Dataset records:
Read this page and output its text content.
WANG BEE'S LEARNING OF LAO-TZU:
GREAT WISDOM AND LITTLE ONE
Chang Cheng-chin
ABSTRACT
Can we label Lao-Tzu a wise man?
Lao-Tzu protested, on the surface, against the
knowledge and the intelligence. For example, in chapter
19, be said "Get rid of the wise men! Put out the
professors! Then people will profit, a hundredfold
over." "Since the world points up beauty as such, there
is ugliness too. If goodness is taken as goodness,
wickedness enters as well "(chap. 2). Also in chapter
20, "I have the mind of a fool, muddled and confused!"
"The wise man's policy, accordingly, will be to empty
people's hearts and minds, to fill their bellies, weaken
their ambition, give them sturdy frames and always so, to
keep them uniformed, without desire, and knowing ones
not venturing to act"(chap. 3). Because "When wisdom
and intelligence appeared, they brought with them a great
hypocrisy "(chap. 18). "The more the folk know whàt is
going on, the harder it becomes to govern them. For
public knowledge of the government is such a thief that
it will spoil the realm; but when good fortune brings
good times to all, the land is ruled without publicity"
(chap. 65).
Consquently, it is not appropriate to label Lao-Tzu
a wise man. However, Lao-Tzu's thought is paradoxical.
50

--

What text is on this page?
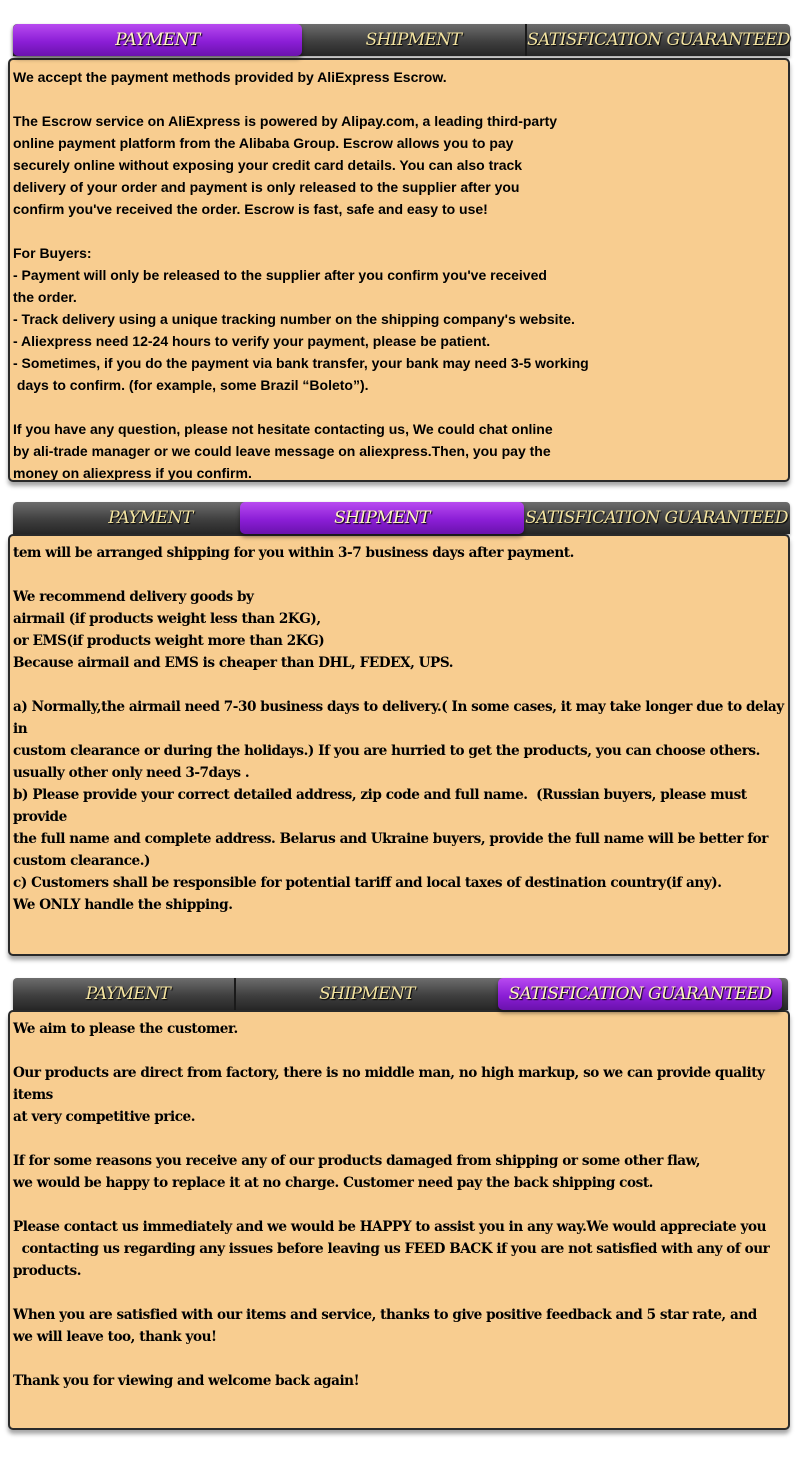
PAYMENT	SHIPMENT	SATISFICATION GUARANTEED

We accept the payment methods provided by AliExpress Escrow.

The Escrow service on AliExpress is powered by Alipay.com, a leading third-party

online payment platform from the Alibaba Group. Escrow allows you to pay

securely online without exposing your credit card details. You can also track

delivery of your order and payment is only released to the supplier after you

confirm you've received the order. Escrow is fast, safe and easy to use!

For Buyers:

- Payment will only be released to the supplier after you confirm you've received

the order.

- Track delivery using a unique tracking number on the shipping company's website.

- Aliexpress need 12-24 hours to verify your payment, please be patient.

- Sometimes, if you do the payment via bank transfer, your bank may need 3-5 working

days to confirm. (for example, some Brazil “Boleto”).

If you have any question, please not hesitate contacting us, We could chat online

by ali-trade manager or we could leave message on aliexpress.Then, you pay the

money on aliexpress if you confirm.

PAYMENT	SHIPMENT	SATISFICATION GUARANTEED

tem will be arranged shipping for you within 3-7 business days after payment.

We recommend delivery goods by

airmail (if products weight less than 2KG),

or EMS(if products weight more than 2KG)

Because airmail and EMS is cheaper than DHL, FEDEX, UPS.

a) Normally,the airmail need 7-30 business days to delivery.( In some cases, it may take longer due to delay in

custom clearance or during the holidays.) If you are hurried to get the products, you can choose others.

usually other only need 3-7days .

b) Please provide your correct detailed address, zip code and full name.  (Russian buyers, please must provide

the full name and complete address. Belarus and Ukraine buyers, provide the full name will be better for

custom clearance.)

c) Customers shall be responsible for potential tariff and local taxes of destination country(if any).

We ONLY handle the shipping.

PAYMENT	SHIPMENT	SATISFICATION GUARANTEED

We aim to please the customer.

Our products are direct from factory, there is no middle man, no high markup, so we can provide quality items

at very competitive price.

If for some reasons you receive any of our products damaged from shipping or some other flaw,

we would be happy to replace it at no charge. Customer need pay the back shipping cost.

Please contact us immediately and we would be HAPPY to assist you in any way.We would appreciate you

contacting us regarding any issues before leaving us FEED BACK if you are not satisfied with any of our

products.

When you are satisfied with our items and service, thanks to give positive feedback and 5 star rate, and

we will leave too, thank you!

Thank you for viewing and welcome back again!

Problem requirements: Above are the records; copy every line in them that holds the word "intelligence".

Output of the task:
knowledge and the intelligence. For example, in chapter
and intelligence appeared, they brought with them a great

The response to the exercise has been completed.